»»

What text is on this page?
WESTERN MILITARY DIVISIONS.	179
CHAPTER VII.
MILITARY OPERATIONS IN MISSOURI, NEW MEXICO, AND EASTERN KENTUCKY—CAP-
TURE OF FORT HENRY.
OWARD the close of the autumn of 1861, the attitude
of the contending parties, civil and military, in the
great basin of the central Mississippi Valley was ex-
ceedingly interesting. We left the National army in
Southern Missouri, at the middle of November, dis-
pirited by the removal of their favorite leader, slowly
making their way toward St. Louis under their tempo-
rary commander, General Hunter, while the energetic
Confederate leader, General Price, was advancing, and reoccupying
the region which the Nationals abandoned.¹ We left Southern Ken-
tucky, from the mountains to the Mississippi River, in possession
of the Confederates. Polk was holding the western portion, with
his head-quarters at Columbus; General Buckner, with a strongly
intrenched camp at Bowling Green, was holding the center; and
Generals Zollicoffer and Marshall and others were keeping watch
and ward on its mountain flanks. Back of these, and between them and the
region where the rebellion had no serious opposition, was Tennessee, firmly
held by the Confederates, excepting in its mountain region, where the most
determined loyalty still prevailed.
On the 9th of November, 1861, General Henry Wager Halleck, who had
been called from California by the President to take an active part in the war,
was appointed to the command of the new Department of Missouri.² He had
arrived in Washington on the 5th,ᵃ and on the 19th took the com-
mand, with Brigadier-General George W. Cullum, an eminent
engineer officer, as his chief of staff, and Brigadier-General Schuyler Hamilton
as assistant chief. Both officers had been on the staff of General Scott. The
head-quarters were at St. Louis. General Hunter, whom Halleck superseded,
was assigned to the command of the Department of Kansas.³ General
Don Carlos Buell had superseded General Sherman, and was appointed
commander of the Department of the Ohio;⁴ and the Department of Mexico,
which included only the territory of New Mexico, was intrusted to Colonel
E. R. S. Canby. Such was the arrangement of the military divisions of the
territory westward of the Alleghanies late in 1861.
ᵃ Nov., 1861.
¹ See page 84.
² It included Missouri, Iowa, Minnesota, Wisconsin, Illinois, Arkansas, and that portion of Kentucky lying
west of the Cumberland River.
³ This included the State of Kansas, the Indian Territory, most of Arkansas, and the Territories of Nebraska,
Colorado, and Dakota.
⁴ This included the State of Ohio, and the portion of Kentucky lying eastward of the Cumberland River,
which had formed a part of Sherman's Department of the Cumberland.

««

[To do]:
Transcribe all of the entries without altering anything.

[Expected answer]:
What text is on this page?
WESTERN MILITARY DIVISIONS.	179
CHAPTER VII.
MILITARY OPERATIONS IN MISSOURI, NEW MEXICO, AND EASTERN KENTUCKY—CAP-
TURE OF FORT HENRY.
OWARD the close of the autumn of 1861, the attitude
of the contending parties, civil and military, in the
great basin of the central Mississippi Valley was ex-
ceedingly interesting. We left the National army in
Southern Missouri, at the middle of November, dis-
pirited by the removal of their favorite leader, slowly
making their way toward St. Louis under their tempo-
rary commander, General Hunter, while the energetic
Confederate leader, General Price, was advancing, and reoccupying
the region which the Nationals abandoned.¹ We left Southern Ken-
tucky, from the mountains to the Mississippi River, in possession
of the Confederates. Polk was holding the western portion, with
his head-quarters at Columbus; General Buckner, with a strongly
intrenched camp at Bowling Green, was holding the center; and
Generals Zollicoffer and Marshall and others were keeping watch
and ward on its mountain flanks. Back of these, and between them and the
region where the rebellion had no serious opposition, was Tennessee, firmly
held by the Confederates, excepting in its mountain region, where the most
determined loyalty still prevailed.
On the 9th of November, 1861, General Henry Wager Halleck, who had
been called from California by the President to take an active part in the war,
was appointed to the command of the new Department of Missouri.² He had
arrived in Washington on the 5th,ᵃ and on the 19th took the com-
mand, with Brigadier-General George W. Cullum, an eminent
engineer officer, as his chief of staff, and Brigadier-General Schuyler Hamilton
as assistant chief. Both officers had been on the staff of General Scott. The
head-quarters were at St. Louis. General Hunter, whom Halleck superseded,
was assigned to the command of the Department of Kansas.³ General
Don Carlos Buell had superseded General Sherman, and was appointed
commander of the Department of the Ohio;⁴ and the Department of Mexico,
which included only the territory of New Mexico, was intrusted to Colonel
E. R. S. Canby. Such was the arrangement of the military divisions of the
territory westward of the Alleghanies late in 1861.
ᵃ Nov., 1861.
¹ See page 84.
² It included Missouri, Iowa, Minnesota, Wisconsin, Illinois, Arkansas, and that portion of Kentucky lying
west of the Cumberland River.
³ This included the State of Kansas, the Indian Territory, most of Arkansas, and the Territories of Nebraska,
Colorado, and Dakota.
⁴ This included the State of Ohio, and the portion of Kentucky lying eastward of the Cumberland River,
which had formed a part of Sherman's Department of the Cumberland.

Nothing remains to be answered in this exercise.